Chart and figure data
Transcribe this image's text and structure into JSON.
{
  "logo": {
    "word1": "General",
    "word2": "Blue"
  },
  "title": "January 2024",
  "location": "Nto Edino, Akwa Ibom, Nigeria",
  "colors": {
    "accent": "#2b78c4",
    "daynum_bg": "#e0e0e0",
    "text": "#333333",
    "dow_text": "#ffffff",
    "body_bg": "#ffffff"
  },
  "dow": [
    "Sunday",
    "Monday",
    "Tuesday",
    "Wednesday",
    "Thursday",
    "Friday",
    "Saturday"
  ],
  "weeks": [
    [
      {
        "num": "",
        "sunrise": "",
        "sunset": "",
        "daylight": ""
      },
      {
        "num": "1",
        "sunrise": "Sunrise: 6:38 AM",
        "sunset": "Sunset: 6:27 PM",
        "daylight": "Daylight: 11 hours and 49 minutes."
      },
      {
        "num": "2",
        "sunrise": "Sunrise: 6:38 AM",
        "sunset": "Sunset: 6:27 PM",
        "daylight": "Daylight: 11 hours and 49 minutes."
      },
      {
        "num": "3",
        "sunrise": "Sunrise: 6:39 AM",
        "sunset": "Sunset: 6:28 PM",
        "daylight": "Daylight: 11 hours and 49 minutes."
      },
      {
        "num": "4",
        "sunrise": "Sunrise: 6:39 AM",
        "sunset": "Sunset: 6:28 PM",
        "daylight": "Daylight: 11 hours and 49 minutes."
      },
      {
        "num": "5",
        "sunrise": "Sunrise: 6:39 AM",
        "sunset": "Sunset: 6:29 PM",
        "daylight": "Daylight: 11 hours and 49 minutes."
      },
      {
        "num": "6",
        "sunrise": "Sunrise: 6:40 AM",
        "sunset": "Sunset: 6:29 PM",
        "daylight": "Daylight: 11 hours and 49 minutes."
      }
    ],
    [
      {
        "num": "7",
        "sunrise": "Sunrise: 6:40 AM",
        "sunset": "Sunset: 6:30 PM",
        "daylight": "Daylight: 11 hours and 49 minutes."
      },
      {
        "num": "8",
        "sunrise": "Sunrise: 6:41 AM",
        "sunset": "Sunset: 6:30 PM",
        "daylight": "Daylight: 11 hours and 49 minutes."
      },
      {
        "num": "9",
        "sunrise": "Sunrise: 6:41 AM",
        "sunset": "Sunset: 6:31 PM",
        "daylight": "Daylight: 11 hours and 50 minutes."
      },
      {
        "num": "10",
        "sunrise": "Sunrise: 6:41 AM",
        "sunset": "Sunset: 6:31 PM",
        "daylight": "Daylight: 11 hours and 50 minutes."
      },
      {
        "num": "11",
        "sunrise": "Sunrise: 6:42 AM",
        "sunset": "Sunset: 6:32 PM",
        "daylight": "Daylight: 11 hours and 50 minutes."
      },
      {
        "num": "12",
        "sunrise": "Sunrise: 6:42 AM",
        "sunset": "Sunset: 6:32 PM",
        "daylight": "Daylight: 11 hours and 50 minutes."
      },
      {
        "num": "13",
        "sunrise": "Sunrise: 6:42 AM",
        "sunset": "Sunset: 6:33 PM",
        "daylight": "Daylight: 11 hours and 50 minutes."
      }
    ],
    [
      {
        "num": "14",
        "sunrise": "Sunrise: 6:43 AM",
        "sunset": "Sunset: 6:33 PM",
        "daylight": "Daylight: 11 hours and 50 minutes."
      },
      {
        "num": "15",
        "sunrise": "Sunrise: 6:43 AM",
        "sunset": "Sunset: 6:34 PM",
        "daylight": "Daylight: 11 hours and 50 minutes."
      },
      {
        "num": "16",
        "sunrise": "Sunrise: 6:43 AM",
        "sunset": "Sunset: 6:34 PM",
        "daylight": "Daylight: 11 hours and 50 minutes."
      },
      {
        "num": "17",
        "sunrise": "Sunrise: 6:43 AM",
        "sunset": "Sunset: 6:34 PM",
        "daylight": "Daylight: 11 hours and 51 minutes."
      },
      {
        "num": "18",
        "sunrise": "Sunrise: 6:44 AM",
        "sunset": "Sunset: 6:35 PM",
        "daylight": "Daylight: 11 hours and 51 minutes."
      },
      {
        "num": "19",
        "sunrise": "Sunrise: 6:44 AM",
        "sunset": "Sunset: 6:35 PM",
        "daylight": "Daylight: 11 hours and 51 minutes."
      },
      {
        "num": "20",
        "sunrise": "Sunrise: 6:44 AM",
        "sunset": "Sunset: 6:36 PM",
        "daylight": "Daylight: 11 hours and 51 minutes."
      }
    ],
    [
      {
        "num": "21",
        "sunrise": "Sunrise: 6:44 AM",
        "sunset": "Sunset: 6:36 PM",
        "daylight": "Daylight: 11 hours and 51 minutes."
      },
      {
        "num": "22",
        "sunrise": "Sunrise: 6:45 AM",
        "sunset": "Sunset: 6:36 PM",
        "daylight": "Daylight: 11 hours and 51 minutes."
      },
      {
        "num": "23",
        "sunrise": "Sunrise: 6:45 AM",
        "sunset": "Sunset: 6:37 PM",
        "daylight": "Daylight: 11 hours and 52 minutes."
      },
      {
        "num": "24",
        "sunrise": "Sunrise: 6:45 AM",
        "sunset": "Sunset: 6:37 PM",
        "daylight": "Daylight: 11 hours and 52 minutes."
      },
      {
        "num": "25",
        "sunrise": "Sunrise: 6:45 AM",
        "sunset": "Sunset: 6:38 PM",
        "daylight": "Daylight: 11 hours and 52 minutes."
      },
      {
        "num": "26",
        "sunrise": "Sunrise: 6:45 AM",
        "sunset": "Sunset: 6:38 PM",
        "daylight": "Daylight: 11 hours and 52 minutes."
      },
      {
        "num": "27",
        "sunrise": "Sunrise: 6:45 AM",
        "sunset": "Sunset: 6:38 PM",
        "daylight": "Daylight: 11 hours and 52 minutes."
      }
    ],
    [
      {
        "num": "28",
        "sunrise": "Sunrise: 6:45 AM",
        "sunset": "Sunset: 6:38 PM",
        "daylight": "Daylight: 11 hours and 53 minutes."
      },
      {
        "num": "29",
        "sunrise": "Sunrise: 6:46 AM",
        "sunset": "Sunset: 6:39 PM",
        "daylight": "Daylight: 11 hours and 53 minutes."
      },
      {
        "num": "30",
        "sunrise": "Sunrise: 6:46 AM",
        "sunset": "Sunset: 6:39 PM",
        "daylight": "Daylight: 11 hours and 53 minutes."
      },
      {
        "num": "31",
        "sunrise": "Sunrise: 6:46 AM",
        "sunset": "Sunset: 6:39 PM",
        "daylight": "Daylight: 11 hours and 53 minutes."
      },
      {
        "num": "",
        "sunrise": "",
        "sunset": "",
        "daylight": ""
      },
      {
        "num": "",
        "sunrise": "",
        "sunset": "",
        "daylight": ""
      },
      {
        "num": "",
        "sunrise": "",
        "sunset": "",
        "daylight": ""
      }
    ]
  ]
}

### [STATED PROBLEM]
Your task is to output all of the data above word for word.

### [OUTPUT BELOW]
Transcribe this image's text and structure into JSON.
{
  "logo": {
    "word1": "General",
    "word2": "Blue"
  },
  "title": "January 2024",
  "location": "Nto Edino, Akwa Ibom, Nigeria",
  "colors": {
    "accent": "#2b78c4",
    "daynum_bg": "#e0e0e0",
    "text": "#333333",
    "dow_text": "#ffffff",
    "body_bg": "#ffffff"
  },
  "dow": [
    "Sunday",
    "Monday",
    "Tuesday",
    "Wednesday",
    "Thursday",
    "Friday",
    "Saturday"
  ],
  "weeks": [
    [
      {
        "num": "",
        "sunrise": "",
        "sunset": "",
        "daylight": ""
      },
      {
        "num": "1",
        "sunrise": "Sunrise: 6:38 AM",
        "sunset": "Sunset: 6:27 PM",
        "daylight": "Daylight: 11 hours and 49 minutes."
      },
      {
        "num": "2",
        "sunrise": "Sunrise: 6:38 AM",
        "sunset": "Sunset: 6:27 PM",
        "daylight": "Daylight: 11 hours and 49 minutes."
      },
      {
        "num": "3",
        "sunrise": "Sunrise: 6:39 AM",
        "sunset": "Sunset: 6:28 PM",
        "daylight": "Daylight: 11 hours and 49 minutes."
      },
      {
        "num": "4",
        "sunrise": "Sunrise: 6:39 AM",
        "sunset": "Sunset: 6:28 PM",
        "daylight": "Daylight: 11 hours and 49 minutes."
      },
      {
        "num": "5",
        "sunrise": "Sunrise: 6:39 AM",
        "sunset": "Sunset: 6:29 PM",
        "daylight": "Daylight: 11 hours and 49 minutes."
      },
      {
        "num": "6",
        "sunrise": "Sunrise: 6:40 AM",
        "sunset": "Sunset: 6:29 PM",
        "daylight": "Daylight: 11 hours and 49 minutes."
      }
    ],
    [
      {
        "num": "7",
        "sunrise": "Sunrise: 6:40 AM",
        "sunset": "Sunset: 6:30 PM",
        "daylight": "Daylight: 11 hours and 49 minutes."
      },
      {
        "num": "8",
        "sunrise": "Sunrise: 6:41 AM",
        "sunset": "Sunset: 6:30 PM",
        "daylight": "Daylight: 11 hours and 49 minutes."
      },
      {
        "num": "9",
        "sunrise": "Sunrise: 6:41 AM",
        "sunset": "Sunset: 6:31 PM",
        "daylight": "Daylight: 11 hours and 50 minutes."
      },
      {
        "num": "10",
        "sunrise": "Sunrise: 6:41 AM",
        "sunset": "Sunset: 6:31 PM",
        "daylight": "Daylight: 11 hours and 50 minutes."
      },
      {
        "num": "11",
        "sunrise": "Sunrise: 6:42 AM",
        "sunset": "Sunset: 6:32 PM",
        "daylight": "Daylight: 11 hours and 50 minutes."
      },
      {
        "num": "12",
        "sunrise": "Sunrise: 6:42 AM",
        "sunset": "Sunset: 6:32 PM",
        "daylight": "Daylight: 11 hours and 50 minutes."
      },
      {
        "num": "13",
        "sunrise": "Sunrise: 6:42 AM",
        "sunset": "Sunset: 6:33 PM",
        "daylight": "Daylight: 11 hours and 50 minutes."
      }
    ],
    [
      {
        "num": "14",
        "sunrise": "Sunrise: 6:43 AM",
        "sunset": "Sunset: 6:33 PM",
        "daylight": "Daylight: 11 hours and 50 minutes."
      },
      {
        "num": "15",
        "sunrise": "Sunrise: 6:43 AM",
        "sunset": "Sunset: 6:34 PM",
        "daylight": "Daylight: 11 hours and 50 minutes."
      },
      {
        "num": "16",
        "sunrise": "Sunrise: 6:43 AM",
        "sunset": "Sunset: 6:34 PM",
        "daylight": "Daylight: 11 hours and 50 minutes."
      },
      {
        "num": "17",
        "sunrise": "Sunrise: 6:43 AM",
        "sunset": "Sunset: 6:34 PM",
        "daylight": "Daylight: 11 hours and 51 minutes."
      },
      {
        "num": "18",
        "sunrise": "Sunrise: 6:44 AM",
        "sunset": "Sunset: 6:35 PM",
        "daylight": "Daylight: 11 hours and 51 minutes."
      },
      {
        "num": "19",
        "sunrise": "Sunrise: 6:44 AM",
        "sunset": "Sunset: 6:35 PM",
        "daylight": "Daylight: 11 hours and 51 minutes."
      },
      {
        "num": "20",
        "sunrise": "Sunrise: 6:44 AM",
        "sunset": "Sunset: 6:36 PM",
        "daylight": "Daylight: 11 hours and 51 minutes."
      }
    ],
    [
      {
        "num": "21",
        "sunrise": "Sunrise: 6:44 AM",
        "sunset": "Sunset: 6:36 PM",
        "daylight": "Daylight: 11 hours and 51 minutes."
      },
      {
        "num": "22",
        "sunrise": "Sunrise: 6:45 AM",
        "sunset": "Sunset: 6:36 PM",
        "daylight": "Daylight: 11 hours and 51 minutes."
      },
      {
        "num": "23",
        "sunrise": "Sunrise: 6:45 AM",
        "sunset": "Sunset: 6:37 PM",
        "daylight": "Daylight: 11 hours and 52 minutes."
      },
      {
        "num": "24",
        "sunrise": "Sunrise: 6:45 AM",
        "sunset": "Sunset: 6:37 PM",
        "daylight": "Daylight: 11 hours and 52 minutes."
      },
      {
        "num": "25",
        "sunrise": "Sunrise: 6:45 AM",
        "sunset": "Sunset: 6:38 PM",
        "daylight": "Daylight: 11 hours and 52 minutes."
      },
      {
        "num": "26",
        "sunrise": "Sunrise: 6:45 AM",
        "sunset": "Sunset: 6:38 PM",
        "daylight": "Daylight: 11 hours and 52 minutes."
      },
      {
        "num": "27",
        "sunrise": "Sunrise: 6:45 AM",
        "sunset": "Sunset: 6:38 PM",
        "daylight": "Daylight: 11 hours and 52 minutes."
      }
    ],
    [
      {
        "num": "28",
        "sunrise": "Sunrise: 6:45 AM",
        "sunset": "Sunset: 6:38 PM",
        "daylight": "Daylight: 11 hours and 53 minutes."
      },
      {
        "num": "29",
        "sunrise": "Sunrise: 6:46 AM",
        "sunset": "Sunset: 6:39 PM",
        "daylight": "Daylight: 11 hours and 53 minutes."
      },
      {
        "num": "30",
        "sunrise": "Sunrise: 6:46 AM",
        "sunset": "Sunset: 6:39 PM",
        "daylight": "Daylight: 11 hours and 53 minutes."
      },
      {
        "num": "31",
        "sunrise": "Sunrise: 6:46 AM",
        "sunset": "Sunset: 6:39 PM",
        "daylight": "Daylight: 11 hours and 53 minutes."
      },
      {
        "num": "",
        "sunrise": "",
        "sunset": "",
        "daylight": ""
      },
      {
        "num": "",
        "sunrise": "",
        "sunset": "",
        "daylight": ""
      },
      {
        "num": "",
        "sunrise": "",
        "sunset": "",
        "daylight": ""
      }
    ]
  ]
}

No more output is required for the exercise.